=== What to work on ===
Your task is to copy each line that has the word "seed".

=== Data supplied ===

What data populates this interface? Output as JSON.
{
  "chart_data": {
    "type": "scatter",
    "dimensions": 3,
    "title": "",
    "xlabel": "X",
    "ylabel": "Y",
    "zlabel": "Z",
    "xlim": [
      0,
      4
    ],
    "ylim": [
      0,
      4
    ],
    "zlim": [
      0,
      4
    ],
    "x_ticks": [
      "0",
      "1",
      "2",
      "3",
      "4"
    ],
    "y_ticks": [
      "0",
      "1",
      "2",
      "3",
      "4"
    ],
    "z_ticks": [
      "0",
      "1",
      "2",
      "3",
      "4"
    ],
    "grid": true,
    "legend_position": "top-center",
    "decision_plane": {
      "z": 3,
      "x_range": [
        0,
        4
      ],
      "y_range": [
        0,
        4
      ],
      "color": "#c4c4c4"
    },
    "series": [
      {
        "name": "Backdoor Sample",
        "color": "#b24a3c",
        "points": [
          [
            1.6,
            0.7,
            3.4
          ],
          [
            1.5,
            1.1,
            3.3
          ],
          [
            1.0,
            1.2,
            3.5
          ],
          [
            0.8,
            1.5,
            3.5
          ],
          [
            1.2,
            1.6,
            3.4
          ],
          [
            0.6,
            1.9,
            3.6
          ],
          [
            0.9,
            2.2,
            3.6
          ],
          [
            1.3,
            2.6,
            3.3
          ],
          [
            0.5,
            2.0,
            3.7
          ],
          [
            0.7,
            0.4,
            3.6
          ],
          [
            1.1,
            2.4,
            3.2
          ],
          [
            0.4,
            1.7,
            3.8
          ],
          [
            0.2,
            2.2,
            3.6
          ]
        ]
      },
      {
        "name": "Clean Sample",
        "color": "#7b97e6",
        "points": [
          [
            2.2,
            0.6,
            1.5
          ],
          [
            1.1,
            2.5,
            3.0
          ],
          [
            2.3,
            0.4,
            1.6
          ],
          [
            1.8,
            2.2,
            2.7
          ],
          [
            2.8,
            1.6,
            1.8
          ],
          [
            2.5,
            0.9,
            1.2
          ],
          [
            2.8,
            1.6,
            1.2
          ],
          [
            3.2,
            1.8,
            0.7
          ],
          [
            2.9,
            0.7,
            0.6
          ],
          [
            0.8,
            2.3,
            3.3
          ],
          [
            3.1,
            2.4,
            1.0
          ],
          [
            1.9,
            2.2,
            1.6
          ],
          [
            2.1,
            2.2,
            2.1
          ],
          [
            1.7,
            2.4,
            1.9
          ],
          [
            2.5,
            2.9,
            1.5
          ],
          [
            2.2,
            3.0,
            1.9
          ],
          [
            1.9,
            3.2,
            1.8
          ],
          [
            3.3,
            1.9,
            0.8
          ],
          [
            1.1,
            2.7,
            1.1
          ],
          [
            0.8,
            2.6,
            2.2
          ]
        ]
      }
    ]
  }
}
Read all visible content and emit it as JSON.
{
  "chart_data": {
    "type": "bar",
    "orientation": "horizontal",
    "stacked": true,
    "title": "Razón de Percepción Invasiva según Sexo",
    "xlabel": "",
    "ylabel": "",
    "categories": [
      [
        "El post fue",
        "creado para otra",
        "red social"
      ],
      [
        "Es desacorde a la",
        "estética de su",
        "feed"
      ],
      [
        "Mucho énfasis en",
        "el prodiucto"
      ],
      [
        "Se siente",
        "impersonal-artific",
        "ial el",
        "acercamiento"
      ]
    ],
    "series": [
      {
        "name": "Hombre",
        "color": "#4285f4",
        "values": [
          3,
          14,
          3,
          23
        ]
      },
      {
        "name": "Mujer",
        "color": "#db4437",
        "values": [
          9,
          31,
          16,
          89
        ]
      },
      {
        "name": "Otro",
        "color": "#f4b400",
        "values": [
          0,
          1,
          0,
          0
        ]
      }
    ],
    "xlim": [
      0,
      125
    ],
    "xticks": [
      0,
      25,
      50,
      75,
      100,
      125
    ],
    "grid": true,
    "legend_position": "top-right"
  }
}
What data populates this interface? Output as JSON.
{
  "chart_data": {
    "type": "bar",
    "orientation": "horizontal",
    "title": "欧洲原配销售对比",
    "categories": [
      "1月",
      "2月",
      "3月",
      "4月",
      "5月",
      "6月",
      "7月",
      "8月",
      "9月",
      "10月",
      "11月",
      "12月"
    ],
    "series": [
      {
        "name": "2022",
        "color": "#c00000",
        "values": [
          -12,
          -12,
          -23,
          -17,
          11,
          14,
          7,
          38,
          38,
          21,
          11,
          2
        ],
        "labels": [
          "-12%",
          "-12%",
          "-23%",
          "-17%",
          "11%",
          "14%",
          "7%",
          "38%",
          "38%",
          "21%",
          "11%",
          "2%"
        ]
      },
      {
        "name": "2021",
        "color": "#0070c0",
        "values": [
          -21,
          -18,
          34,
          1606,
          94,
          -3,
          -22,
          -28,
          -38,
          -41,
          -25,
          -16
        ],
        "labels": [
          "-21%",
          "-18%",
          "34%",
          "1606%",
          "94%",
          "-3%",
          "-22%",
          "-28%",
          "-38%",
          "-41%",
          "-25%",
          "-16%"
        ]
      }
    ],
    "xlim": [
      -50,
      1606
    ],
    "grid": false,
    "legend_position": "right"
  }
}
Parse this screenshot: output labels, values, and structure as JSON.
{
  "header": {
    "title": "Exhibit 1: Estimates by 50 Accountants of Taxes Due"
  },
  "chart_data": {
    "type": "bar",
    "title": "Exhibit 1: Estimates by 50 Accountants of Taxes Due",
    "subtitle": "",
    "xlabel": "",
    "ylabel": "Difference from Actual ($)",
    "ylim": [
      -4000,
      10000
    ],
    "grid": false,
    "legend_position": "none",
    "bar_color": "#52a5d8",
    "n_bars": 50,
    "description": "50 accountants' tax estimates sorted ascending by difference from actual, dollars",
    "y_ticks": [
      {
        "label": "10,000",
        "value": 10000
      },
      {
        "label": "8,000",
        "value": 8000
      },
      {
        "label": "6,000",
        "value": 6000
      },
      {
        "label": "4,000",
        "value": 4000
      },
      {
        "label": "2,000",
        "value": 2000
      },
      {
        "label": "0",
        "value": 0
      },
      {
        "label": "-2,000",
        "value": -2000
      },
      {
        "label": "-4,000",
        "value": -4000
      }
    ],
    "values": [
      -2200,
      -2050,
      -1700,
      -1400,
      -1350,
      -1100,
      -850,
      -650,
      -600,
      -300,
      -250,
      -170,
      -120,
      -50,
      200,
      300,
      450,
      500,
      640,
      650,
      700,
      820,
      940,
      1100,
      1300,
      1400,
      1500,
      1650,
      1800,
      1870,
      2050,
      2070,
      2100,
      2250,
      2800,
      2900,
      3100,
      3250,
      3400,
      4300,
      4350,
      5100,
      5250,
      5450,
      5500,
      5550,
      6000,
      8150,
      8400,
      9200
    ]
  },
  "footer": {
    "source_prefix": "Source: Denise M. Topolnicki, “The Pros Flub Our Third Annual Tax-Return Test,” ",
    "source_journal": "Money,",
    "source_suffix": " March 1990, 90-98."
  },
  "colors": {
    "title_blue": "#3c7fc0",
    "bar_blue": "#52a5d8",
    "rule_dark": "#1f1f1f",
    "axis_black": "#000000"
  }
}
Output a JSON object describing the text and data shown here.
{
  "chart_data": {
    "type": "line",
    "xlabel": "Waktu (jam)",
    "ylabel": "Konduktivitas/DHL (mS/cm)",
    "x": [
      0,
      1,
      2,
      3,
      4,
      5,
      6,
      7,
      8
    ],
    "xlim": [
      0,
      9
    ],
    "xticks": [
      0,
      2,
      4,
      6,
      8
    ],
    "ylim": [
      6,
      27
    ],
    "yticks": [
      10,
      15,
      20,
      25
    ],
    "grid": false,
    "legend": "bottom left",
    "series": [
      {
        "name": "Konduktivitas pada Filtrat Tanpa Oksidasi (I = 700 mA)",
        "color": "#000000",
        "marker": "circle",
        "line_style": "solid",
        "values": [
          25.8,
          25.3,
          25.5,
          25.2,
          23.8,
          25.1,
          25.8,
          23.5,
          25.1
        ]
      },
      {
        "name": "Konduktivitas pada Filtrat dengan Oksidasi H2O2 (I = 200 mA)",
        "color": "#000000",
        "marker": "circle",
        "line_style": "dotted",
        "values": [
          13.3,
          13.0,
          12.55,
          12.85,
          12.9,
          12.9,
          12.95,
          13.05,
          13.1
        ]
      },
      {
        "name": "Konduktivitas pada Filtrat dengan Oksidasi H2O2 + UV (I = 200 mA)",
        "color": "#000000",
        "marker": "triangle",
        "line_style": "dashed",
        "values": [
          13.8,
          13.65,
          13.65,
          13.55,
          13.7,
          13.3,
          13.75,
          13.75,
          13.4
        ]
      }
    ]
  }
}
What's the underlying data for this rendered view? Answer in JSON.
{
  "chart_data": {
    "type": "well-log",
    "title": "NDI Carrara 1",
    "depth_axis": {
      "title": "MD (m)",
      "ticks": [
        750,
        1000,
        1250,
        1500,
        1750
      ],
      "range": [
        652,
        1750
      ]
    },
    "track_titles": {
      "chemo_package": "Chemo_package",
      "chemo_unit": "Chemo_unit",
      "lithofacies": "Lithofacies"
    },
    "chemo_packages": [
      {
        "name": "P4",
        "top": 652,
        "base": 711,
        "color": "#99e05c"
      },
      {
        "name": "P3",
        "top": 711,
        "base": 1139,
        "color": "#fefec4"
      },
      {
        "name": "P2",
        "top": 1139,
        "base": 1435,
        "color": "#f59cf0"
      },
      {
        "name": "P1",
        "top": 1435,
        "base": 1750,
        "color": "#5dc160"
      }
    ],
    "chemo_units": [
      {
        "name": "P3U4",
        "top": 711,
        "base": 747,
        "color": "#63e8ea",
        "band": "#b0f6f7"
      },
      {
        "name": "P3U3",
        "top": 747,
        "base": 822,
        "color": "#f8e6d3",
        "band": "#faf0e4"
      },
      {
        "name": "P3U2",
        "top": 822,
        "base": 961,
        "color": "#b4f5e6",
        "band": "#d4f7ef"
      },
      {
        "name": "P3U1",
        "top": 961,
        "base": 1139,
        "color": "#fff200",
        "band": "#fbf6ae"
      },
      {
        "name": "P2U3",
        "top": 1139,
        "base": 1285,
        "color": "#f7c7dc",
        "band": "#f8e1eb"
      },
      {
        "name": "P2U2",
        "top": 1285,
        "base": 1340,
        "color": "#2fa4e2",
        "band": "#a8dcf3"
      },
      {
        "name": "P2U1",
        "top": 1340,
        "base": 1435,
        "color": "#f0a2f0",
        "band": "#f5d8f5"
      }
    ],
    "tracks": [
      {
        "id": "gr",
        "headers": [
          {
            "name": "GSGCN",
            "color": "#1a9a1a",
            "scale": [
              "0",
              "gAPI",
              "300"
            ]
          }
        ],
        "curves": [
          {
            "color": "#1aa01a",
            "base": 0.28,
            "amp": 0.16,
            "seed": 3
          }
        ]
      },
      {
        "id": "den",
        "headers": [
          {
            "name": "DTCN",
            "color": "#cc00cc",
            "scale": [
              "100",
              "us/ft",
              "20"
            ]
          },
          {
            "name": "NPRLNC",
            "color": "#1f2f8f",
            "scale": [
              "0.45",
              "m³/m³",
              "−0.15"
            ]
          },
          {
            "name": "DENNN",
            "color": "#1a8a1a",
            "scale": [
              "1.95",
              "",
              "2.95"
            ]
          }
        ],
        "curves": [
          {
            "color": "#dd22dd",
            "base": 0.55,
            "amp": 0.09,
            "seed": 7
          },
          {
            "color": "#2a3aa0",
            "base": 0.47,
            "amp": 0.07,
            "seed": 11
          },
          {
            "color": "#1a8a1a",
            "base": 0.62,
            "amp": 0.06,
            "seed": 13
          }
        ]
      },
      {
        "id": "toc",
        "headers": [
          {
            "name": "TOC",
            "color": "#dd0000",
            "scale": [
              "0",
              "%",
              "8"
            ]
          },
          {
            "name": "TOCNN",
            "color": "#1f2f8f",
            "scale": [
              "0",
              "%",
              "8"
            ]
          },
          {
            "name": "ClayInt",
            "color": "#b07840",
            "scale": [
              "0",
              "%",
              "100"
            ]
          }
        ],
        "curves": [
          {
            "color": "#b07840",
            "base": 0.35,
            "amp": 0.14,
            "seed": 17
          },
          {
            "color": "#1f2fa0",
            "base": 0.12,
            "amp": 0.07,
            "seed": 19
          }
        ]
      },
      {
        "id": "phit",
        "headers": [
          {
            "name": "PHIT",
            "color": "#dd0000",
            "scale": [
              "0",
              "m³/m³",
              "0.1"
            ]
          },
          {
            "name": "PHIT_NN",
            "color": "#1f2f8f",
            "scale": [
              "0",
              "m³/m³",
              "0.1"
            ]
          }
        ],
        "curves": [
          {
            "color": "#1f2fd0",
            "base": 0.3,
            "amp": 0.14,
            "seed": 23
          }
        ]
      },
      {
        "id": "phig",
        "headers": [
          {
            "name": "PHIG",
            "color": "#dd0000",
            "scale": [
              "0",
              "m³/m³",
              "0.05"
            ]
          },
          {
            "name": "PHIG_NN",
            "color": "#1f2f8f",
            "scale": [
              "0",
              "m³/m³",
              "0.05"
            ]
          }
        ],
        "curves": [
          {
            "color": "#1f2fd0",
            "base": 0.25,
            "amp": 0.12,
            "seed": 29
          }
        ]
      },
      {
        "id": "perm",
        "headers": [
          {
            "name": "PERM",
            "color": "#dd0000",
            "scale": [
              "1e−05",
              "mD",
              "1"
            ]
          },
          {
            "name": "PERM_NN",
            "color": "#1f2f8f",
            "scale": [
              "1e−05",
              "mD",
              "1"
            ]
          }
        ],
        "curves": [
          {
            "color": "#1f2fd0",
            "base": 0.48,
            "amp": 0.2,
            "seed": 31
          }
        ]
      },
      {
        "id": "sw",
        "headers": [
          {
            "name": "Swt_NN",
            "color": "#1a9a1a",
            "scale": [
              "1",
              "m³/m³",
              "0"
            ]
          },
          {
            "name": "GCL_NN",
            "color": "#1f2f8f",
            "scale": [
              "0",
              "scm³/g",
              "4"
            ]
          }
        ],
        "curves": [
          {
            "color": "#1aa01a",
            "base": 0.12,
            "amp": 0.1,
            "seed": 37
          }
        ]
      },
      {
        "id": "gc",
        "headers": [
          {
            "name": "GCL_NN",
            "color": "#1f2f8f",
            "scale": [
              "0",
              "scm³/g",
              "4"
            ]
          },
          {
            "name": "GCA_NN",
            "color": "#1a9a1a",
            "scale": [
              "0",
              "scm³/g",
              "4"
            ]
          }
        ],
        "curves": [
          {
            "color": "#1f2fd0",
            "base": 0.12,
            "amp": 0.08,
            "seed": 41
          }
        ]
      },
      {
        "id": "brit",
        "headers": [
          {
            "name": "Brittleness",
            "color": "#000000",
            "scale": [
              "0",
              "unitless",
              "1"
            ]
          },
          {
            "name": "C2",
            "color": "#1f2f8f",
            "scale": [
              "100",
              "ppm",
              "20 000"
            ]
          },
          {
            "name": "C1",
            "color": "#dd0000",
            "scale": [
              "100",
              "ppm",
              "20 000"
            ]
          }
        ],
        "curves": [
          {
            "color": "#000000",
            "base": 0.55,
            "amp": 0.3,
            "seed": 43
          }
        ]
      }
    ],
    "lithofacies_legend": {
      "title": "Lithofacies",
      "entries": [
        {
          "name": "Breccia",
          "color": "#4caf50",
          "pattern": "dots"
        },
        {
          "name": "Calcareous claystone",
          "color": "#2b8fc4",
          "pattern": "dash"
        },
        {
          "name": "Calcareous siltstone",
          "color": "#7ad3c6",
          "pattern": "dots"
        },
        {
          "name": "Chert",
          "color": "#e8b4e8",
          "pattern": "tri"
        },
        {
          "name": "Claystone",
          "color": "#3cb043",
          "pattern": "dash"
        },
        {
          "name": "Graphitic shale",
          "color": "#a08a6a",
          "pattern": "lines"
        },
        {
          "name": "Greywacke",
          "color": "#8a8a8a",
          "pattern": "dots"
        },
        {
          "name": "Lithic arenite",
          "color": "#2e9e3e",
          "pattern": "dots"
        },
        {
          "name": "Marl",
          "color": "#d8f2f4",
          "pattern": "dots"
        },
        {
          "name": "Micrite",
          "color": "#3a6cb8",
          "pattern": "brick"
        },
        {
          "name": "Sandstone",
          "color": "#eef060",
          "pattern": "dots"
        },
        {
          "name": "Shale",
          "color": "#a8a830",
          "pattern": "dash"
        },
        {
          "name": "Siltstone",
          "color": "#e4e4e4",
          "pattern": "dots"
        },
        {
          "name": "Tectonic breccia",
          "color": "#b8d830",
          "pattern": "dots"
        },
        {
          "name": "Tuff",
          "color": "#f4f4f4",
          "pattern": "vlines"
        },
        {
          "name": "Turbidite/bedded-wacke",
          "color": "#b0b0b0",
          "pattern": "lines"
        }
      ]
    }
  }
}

=== Task answer ===
            "seed": 3
            "seed": 7
            "seed": 11
            "seed": 13
            "seed": 17
            "seed": 19
            "seed": 23
            "seed": 29
            "seed": 31
            "seed": 37
            "seed": 41
            "seed": 43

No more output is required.